Work to do
Set the data down again, exactly as it reads, but without the pictures.
# Start of Records supplied
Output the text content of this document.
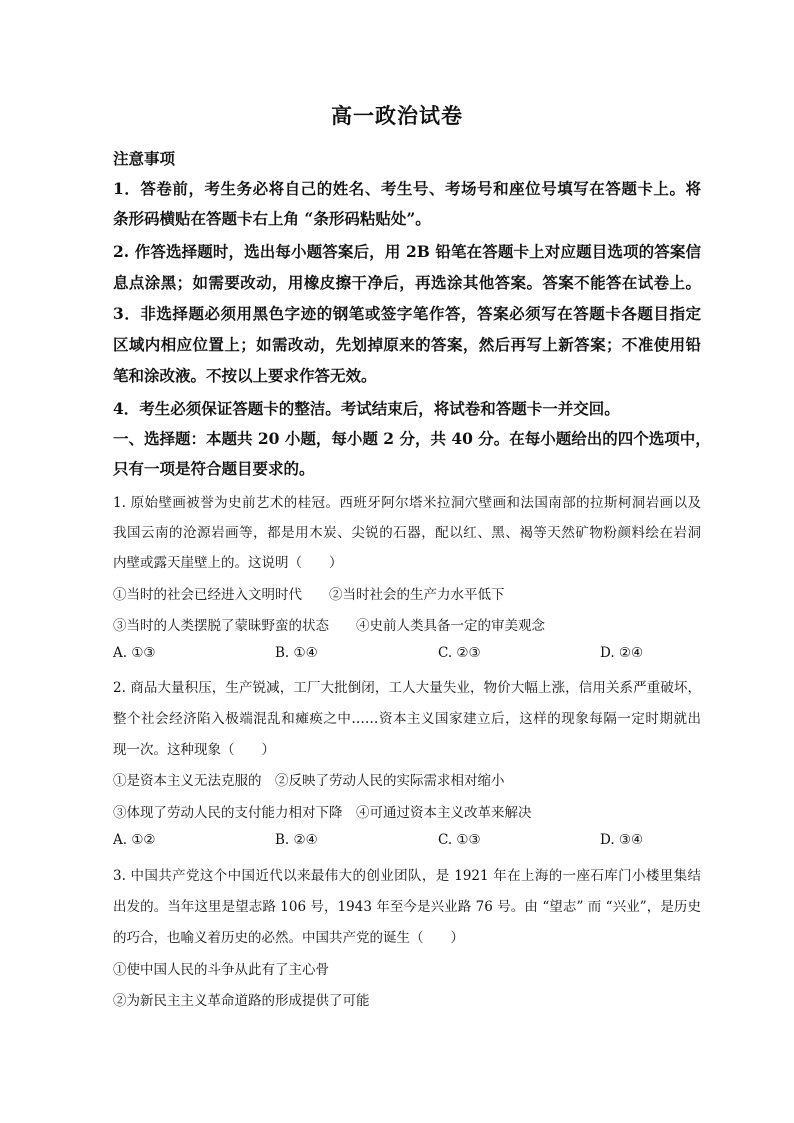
高一政治试卷
注意事项
1．答卷前，考生务必将自己的姓名、考生号、考场号和座位号填写在答题卡上。将
条形码横贴在答题卡右上角 “条形码粘贴处”。
2. 作答选择题时，选出每小题答案后，用 2B 铅笔在答题卡上对应题目选项的答案信
息点涂黑；如需要改动，用橡皮擦干净后，再选涂其他答案。答案不能答在试卷上。
3．非选择题必须用黑色字迹的钢笔或签字笔作答，答案必须写在答题卡各题目指定
区域内相应位置上；如需改动，先划掉原来的答案，然后再写上新答案；不准使用铅
笔和涂改液。不按以上要求作答无效。
4．考生必须保证答题卡的整洁。考试结束后，将试卷和答题卡一并交回。
一、选择题：本题共 20 小题，每小题 2 分，共 40 分。在每小题给出的四个选项中，
只有一项是符合题目要求的。
1. 原始壁画被誉为史前艺术的桂冠。西班牙阿尔塔米拉洞穴壁画和法国南部的拉斯柯洞岩画以及
我国云南的沧源岩画等，都是用木炭、尖锐的石器，配以红、黑、褐等天然矿物粉颜料绘在岩洞
内壁或露天崖壁上的。这说明（　　）
①当时的社会已经进入文明时代　　②当时社会的生产力水平低下
③当时的人类摆脱了蒙昧野蛮的状态　　④史前人类具备一定的审美观念
A. ①③	B. ①④	C. ②③	D. ②④
2. 商品大量积压，生产锐减，工厂大批倒闭，工人大量失业，物价大幅上涨，信用关系严重破坏，
整个社会经济陷入极端混乱和瘫痪之中……资本主义国家建立后，这样的现象每隔一定时期就出
现一次。这种现象（　　）
①是资本主义无法克服的　②反映了劳动人民的实际需求相对缩小
③体现了劳动人民的支付能力相对下降　④可通过资本主义改革来解决
A. ①②	B. ②④	C. ①③	D. ③④
3. 中国共产党这个中国近代以来最伟大的创业团队，是 1921 年在上海的一座石库门小楼里集结
出发的。当年这里是望志路 106 号，1943 年至今是兴业路 76 号。由 “望志” 而 “兴业”，是历史
的巧合，也喻义着历史的必然。中国共产党的诞生（　　）
①使中国人民的斗争从此有了主心骨
②为新民主主义革命道路的形成提供了可能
# End of Records supplied
Correct result
Output the text content of this document.
高一政治试卷
注意事项
1．答卷前，考生务必将自己的姓名、考生号、考场号和座位号填写在答题卡上。将
条形码横贴在答题卡右上角 “条形码粘贴处”。
2. 作答选择题时，选出每小题答案后，用 2B 铅笔在答题卡上对应题目选项的答案信
息点涂黑；如需要改动，用橡皮擦干净后，再选涂其他答案。答案不能答在试卷上。
3．非选择题必须用黑色字迹的钢笔或签字笔作答，答案必须写在答题卡各题目指定
区域内相应位置上；如需改动，先划掉原来的答案，然后再写上新答案；不准使用铅
笔和涂改液。不按以上要求作答无效。
4．考生必须保证答题卡的整洁。考试结束后，将试卷和答题卡一并交回。
一、选择题：本题共 20 小题，每小题 2 分，共 40 分。在每小题给出的四个选项中，
只有一项是符合题目要求的。
1. 原始壁画被誉为史前艺术的桂冠。西班牙阿尔塔米拉洞穴壁画和法国南部的拉斯柯洞岩画以及
我国云南的沧源岩画等，都是用木炭、尖锐的石器，配以红、黑、褐等天然矿物粉颜料绘在岩洞
内壁或露天崖壁上的。这说明（　　）
①当时的社会已经进入文明时代　　②当时社会的生产力水平低下
③当时的人类摆脱了蒙昧野蛮的状态　　④史前人类具备一定的审美观念
A. ①③	B. ①④	C. ②③	D. ②④
2. 商品大量积压，生产锐减，工厂大批倒闭，工人大量失业，物价大幅上涨，信用关系严重破坏，
整个社会经济陷入极端混乱和瘫痪之中……资本主义国家建立后，这样的现象每隔一定时期就出
现一次。这种现象（　　）
①是资本主义无法克服的　②反映了劳动人民的实际需求相对缩小
③体现了劳动人民的支付能力相对下降　④可通过资本主义改革来解决
A. ①②	B. ②④	C. ①③	D. ③④
3. 中国共产党这个中国近代以来最伟大的创业团队，是 1921 年在上海的一座石库门小楼里集结
出发的。当年这里是望志路 106 号，1943 年至今是兴业路 76 号。由 “望志” 而 “兴业”，是历史
的巧合，也喻义着历史的必然。中国共产党的诞生（　　）
①使中国人民的斗争从此有了主心骨
②为新民主主义革命道路的形成提供了可能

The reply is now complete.